His team of Free Burma Rangers — including medics from Burma’s minorities who have traveled from their own war to help in Iraq’s — prepared their equipment for an expected afternoon push by Iraqi forces.
The rest of the family usually stays a step back from the front line. “I don’t want my kids to die. I don’t take them purposefully to the fighting,” Eubank said. “We pray and think about every risk.”
The family’s presence on the battlefield along with the team from Burma has been met with a mix of bemusement and gratitude by Iraqi forces. The group is being hosted by Brig. Gen. Mustafa Sabah, a brigade commander with the Iraqi army’s 9th Armored Division.
Sabah said that he initially was surprised that Eubank brought his whole family with him.
“I thought, ‘This is not the right place for children,’ ” he said. “But then when I got to know them well, I realized this is what makes them happy, and they really believe in what they are doing.”
Sabah said that by just being there, the family is doing enough “because they give positive energy to everyone around them,” but that along with the rangers, they have effectively become a logistics battalion.
The rangers recently came across a group of more than 50 civilians who had been gunned down by the militants. Several were still alive, including a small girl. They were only 150 yards away, but with the area within sniper range, there was no way of reaching them.

※

* Exercise aim
Summarize the passage about the Free Burma Rangers in Iraq in two sentences. The records were drawn from a separate source and bear no relation to the passage about the Free Burma Rangers in Iraq.

Stored data entries:
※

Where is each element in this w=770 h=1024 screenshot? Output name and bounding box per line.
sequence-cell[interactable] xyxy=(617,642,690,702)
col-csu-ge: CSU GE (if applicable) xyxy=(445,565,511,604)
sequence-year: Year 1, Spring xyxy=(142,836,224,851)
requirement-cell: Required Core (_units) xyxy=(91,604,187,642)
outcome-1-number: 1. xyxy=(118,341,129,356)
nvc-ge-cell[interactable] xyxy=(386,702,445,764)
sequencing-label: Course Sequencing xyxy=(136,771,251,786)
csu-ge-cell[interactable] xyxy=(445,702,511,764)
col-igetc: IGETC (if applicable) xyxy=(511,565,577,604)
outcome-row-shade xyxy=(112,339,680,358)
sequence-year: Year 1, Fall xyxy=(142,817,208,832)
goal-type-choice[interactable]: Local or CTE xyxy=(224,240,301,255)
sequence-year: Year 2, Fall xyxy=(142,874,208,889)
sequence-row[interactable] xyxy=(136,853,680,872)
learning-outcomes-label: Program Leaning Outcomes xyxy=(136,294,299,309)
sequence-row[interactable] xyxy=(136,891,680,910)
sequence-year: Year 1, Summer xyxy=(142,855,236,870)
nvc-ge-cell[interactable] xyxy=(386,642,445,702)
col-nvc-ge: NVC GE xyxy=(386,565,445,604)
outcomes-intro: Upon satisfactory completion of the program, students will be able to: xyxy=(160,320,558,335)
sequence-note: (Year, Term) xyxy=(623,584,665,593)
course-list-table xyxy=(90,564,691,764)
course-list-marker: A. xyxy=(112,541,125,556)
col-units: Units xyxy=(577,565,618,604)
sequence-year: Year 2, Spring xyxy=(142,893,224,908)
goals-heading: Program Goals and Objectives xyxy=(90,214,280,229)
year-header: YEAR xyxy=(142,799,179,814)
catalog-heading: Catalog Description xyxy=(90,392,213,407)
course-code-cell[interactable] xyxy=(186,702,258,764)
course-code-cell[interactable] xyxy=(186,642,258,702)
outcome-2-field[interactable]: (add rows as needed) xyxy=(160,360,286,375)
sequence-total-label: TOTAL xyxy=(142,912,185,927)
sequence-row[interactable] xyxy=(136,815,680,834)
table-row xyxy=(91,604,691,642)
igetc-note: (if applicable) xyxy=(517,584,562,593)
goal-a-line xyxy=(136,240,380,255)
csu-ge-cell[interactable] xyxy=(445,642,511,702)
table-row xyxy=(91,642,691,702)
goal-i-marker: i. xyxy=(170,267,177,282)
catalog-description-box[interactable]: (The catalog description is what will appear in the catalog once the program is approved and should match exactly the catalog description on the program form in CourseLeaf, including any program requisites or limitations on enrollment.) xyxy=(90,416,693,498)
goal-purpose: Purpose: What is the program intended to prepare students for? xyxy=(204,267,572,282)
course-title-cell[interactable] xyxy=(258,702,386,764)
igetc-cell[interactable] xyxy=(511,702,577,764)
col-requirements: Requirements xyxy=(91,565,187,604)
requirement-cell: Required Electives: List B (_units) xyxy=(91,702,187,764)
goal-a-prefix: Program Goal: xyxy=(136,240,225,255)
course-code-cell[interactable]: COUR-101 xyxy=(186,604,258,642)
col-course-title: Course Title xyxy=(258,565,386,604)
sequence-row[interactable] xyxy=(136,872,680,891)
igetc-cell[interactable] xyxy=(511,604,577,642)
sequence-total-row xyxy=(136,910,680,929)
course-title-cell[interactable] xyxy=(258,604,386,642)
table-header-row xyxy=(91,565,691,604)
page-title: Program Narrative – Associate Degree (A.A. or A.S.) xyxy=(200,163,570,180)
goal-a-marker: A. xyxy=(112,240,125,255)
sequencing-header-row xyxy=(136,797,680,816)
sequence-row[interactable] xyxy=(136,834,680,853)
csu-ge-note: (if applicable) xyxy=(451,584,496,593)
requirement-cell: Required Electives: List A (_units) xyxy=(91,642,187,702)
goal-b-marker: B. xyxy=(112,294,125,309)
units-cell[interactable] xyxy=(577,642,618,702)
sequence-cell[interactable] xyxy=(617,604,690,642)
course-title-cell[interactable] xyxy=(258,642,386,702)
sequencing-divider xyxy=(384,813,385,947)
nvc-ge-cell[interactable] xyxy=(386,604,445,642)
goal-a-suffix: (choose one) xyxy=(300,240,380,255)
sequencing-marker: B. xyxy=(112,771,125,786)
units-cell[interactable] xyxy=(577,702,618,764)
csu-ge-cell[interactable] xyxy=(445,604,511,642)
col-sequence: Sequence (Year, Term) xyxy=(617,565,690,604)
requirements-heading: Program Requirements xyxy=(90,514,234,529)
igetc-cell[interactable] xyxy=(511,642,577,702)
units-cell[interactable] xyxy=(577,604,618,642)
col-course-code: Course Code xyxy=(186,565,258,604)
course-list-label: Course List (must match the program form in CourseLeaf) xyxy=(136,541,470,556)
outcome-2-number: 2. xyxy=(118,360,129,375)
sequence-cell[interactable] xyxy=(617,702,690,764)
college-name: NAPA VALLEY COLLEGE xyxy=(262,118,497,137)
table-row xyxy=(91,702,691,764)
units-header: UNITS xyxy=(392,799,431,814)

※

* Written response
A team of Free Burma Rangers, including medics from Burma's minorities, is on the battlefield with Iraqi forces together with the Eubank family, and the group is hosted by Brig. Gen. Mustafa Sabah, a brigade commander with the Iraqi army's 9th Armored Division. Sabah said he was at first surprised that Eubank brought his whole family, but he came to see that they believe in what they are doing and that, along with the rangers, they have effectively become a logistics battalion.